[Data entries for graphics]
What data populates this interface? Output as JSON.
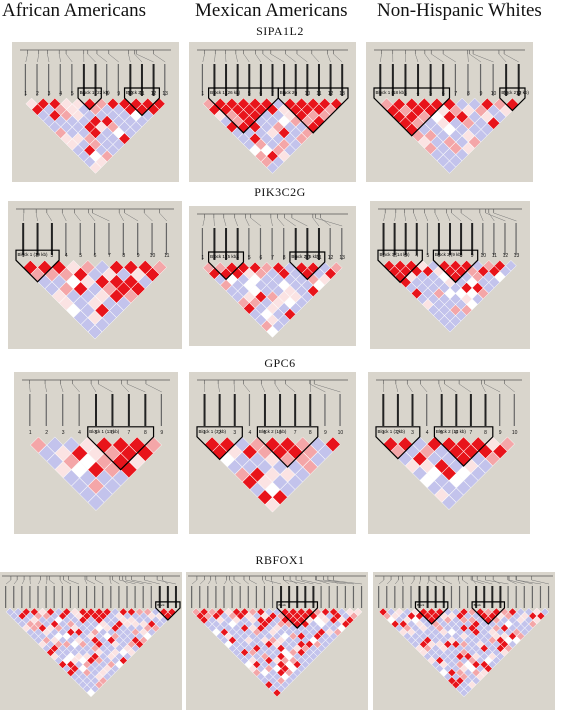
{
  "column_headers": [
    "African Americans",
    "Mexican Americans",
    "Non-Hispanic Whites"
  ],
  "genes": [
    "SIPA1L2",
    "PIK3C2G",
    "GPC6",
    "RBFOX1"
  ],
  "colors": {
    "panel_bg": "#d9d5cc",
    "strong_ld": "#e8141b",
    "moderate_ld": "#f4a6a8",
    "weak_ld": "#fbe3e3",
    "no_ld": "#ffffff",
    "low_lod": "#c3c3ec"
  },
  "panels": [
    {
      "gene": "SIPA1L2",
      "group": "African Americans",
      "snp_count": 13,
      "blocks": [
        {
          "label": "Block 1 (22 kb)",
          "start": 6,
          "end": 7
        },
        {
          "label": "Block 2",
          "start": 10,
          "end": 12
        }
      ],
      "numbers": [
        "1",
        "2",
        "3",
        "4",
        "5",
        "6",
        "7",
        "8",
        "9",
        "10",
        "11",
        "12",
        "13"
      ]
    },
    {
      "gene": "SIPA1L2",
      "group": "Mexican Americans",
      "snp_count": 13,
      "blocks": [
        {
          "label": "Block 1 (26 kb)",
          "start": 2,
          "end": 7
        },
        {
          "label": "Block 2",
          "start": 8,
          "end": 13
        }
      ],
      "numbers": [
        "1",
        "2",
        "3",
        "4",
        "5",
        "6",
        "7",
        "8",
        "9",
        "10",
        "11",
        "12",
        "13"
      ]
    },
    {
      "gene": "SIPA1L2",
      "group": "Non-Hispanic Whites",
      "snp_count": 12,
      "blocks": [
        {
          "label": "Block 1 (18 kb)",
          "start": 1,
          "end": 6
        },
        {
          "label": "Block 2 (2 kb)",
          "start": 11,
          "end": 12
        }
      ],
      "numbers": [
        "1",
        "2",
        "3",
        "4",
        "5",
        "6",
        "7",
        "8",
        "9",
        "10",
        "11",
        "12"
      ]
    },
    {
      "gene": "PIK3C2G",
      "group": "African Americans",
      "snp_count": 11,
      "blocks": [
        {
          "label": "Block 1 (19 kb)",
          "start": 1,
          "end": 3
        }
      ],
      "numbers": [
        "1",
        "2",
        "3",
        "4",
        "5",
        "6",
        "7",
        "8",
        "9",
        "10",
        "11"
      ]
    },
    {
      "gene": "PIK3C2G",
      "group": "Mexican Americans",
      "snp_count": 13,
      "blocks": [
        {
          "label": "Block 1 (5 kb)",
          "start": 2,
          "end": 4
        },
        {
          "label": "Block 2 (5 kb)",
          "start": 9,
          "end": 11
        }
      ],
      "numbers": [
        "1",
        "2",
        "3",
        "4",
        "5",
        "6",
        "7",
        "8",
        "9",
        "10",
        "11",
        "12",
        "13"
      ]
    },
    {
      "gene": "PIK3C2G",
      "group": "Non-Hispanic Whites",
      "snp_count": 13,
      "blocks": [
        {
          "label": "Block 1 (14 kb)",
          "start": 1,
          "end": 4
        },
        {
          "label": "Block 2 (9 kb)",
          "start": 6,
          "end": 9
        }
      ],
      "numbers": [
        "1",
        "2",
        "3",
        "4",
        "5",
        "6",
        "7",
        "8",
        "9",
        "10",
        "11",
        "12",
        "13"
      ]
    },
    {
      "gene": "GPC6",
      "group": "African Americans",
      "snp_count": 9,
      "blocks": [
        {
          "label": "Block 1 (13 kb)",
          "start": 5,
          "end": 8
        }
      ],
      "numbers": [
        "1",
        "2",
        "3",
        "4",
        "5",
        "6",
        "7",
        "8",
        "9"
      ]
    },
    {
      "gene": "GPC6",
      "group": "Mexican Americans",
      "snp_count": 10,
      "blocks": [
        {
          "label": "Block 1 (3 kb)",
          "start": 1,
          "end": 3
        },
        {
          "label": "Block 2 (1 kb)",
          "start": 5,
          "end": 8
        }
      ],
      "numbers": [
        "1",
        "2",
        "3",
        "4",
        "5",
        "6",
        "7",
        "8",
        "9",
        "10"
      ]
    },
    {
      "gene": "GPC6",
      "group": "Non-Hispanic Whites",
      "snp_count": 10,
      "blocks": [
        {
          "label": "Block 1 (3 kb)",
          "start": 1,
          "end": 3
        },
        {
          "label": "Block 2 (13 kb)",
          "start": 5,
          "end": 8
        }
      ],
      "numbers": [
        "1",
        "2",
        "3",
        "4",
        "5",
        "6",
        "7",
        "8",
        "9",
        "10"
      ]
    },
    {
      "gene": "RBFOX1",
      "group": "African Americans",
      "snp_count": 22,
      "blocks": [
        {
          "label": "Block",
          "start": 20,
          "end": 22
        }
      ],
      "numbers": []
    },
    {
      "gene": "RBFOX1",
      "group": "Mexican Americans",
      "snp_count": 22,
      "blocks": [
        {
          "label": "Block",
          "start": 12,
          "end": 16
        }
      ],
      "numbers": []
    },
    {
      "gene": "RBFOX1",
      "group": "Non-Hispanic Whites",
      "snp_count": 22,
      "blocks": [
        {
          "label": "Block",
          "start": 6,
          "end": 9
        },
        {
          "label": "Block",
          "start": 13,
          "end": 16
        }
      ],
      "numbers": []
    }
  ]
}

* * *

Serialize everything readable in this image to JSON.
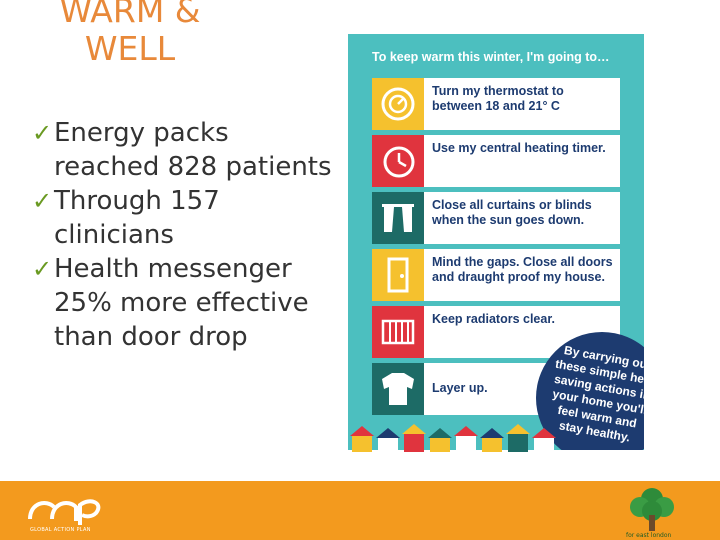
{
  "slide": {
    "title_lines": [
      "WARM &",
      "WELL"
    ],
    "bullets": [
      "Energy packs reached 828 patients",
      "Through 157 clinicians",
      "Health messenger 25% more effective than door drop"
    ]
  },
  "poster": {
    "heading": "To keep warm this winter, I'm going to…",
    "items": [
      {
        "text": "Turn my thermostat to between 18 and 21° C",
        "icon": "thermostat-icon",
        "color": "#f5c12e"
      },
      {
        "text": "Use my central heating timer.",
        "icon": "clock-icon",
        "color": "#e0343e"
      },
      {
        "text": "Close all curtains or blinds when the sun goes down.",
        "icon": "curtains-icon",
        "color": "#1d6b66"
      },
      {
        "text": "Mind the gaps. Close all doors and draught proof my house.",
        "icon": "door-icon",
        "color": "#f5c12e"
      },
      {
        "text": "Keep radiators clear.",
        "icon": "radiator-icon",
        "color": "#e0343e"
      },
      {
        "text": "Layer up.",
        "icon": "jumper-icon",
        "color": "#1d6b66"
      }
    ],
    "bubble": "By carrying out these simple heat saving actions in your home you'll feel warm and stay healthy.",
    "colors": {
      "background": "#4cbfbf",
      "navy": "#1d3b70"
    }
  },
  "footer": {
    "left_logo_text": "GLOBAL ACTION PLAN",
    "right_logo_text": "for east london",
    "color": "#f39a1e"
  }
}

:: Exercise description ::
For the string "thermostat", give the number of lines in the records that contain it and nothing besides.

:: Completed exercise ::
2